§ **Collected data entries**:
☆ ☆ ☆ ☆

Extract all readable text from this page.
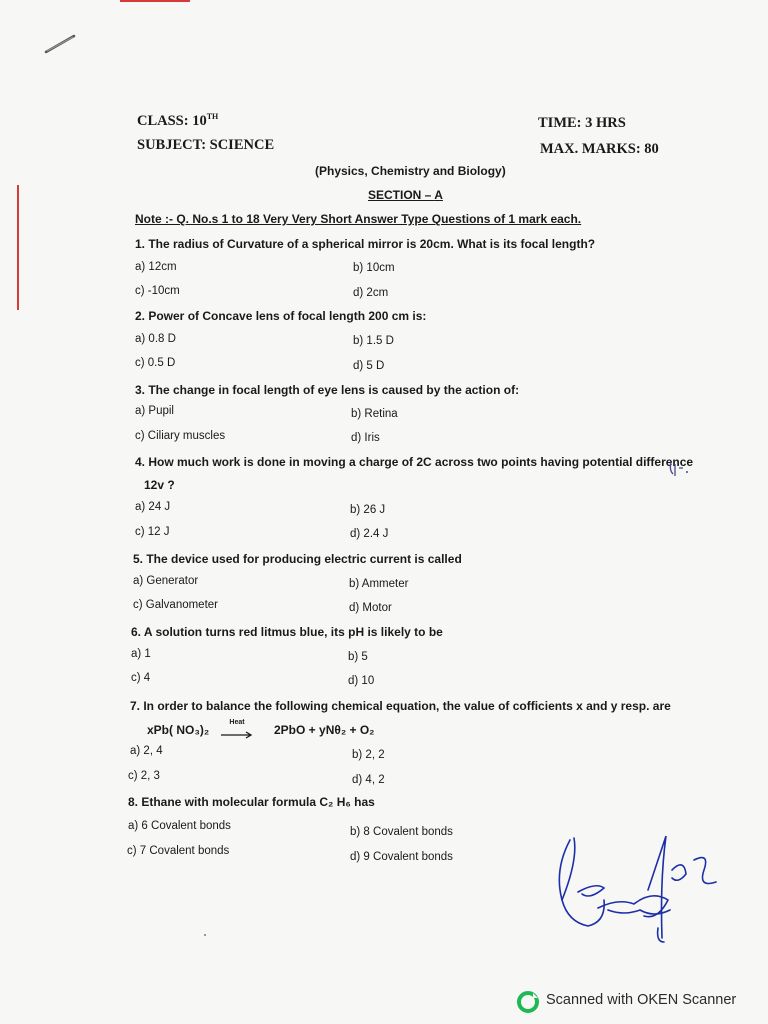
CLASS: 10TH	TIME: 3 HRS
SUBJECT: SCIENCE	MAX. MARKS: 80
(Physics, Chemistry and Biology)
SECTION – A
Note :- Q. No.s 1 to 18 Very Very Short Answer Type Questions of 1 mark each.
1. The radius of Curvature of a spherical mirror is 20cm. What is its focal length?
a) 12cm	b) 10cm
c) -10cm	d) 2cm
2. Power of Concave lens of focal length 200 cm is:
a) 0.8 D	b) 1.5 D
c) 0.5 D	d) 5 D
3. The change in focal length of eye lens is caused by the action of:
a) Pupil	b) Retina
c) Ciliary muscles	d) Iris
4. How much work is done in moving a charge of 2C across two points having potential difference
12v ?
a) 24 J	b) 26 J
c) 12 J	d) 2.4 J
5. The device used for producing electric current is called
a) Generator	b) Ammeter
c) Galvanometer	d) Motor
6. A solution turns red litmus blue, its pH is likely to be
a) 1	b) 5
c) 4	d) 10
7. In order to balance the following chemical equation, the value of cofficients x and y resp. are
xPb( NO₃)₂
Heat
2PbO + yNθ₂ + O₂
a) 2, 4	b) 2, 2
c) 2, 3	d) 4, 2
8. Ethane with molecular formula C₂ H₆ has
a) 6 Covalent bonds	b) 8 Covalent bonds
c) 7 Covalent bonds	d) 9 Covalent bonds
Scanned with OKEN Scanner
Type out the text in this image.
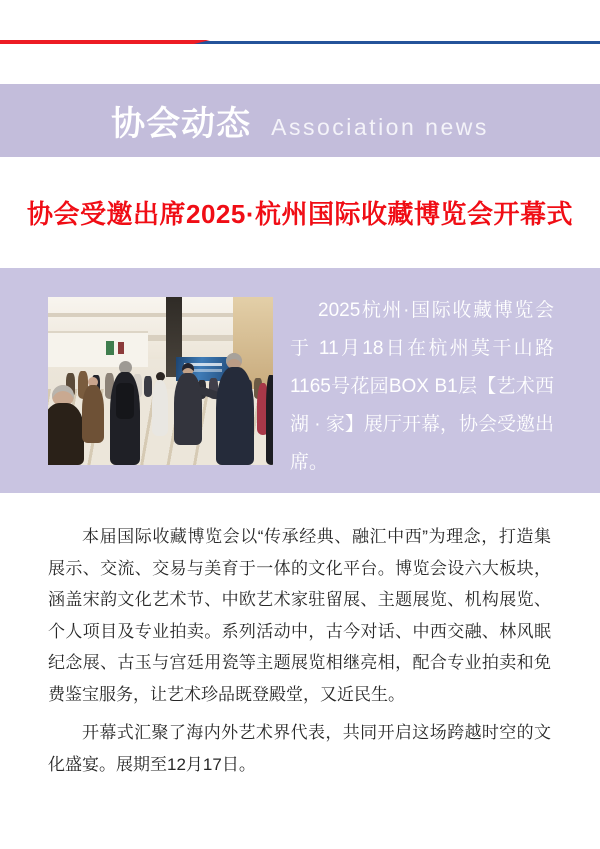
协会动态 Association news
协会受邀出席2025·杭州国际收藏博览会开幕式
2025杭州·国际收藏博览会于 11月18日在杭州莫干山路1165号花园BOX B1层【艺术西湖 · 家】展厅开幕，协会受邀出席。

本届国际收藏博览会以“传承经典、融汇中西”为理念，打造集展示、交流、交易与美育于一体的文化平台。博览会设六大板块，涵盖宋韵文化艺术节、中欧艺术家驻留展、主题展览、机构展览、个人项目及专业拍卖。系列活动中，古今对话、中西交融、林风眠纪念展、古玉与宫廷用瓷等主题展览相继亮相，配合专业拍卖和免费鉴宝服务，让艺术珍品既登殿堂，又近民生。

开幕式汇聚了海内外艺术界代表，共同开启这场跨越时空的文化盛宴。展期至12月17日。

☆ ☆ ☆ ☆

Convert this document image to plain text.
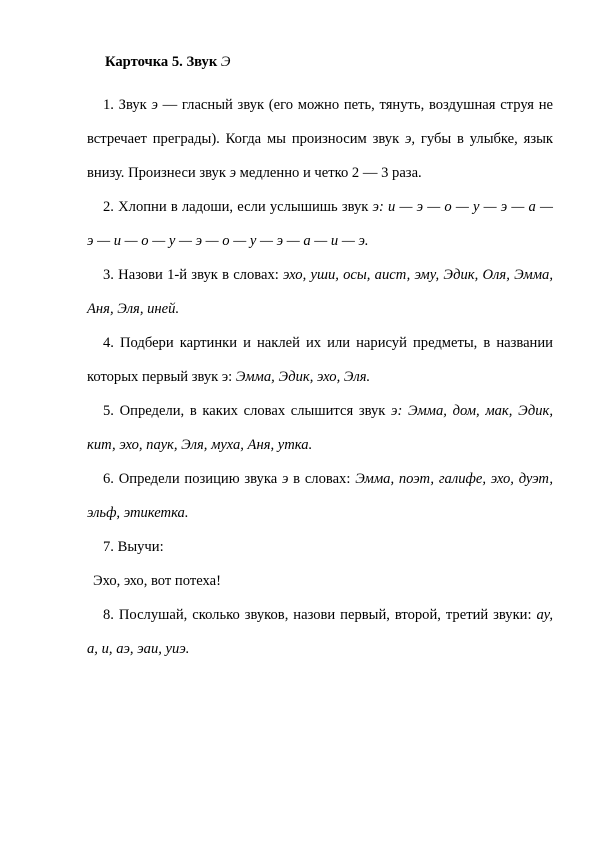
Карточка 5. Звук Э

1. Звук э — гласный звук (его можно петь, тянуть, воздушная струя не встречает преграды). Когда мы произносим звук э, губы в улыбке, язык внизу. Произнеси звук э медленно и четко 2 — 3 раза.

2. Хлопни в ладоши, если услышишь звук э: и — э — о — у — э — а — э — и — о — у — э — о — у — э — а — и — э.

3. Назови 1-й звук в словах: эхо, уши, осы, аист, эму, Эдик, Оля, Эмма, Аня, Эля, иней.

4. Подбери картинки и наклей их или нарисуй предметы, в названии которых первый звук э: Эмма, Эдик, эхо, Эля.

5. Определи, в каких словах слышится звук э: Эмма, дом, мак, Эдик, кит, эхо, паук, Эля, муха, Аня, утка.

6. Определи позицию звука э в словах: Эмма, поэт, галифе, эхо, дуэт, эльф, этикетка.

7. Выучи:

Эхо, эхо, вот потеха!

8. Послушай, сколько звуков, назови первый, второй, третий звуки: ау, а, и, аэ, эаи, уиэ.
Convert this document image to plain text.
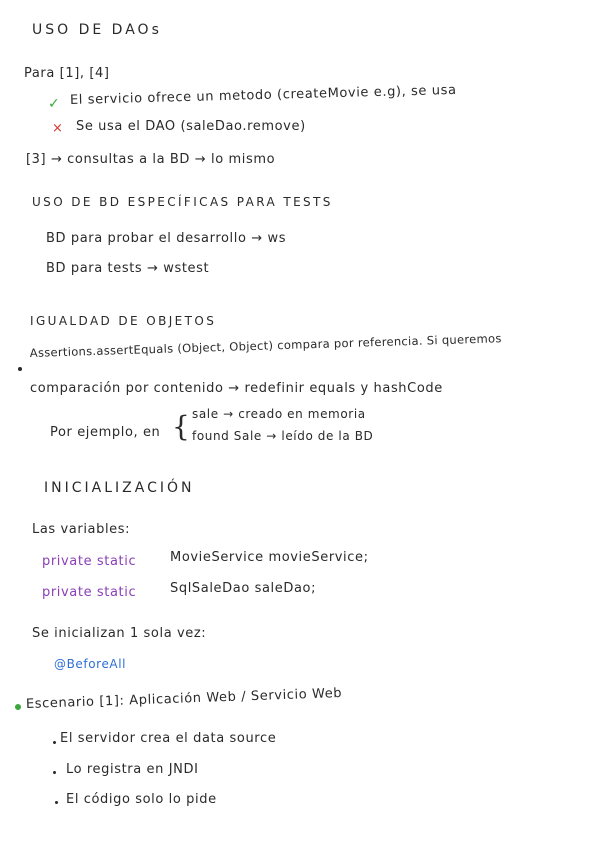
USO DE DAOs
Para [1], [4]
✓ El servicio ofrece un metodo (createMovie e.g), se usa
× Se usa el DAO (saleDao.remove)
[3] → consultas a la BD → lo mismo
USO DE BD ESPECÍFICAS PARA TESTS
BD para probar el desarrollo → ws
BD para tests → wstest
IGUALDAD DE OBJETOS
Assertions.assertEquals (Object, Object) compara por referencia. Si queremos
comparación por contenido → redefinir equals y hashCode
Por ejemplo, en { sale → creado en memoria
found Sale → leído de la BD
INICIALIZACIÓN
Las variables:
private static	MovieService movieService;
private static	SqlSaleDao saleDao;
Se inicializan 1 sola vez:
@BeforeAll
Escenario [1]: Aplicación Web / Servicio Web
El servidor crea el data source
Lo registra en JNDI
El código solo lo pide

☆ ☆ ☆ ☆

§ **EXERCISE**:
Pull out each line of the entries that contains "static".

§ **ANSWER FOR THE TASK**:
private static	MovieService movieService;
private static	SqlSaleDao saleDao;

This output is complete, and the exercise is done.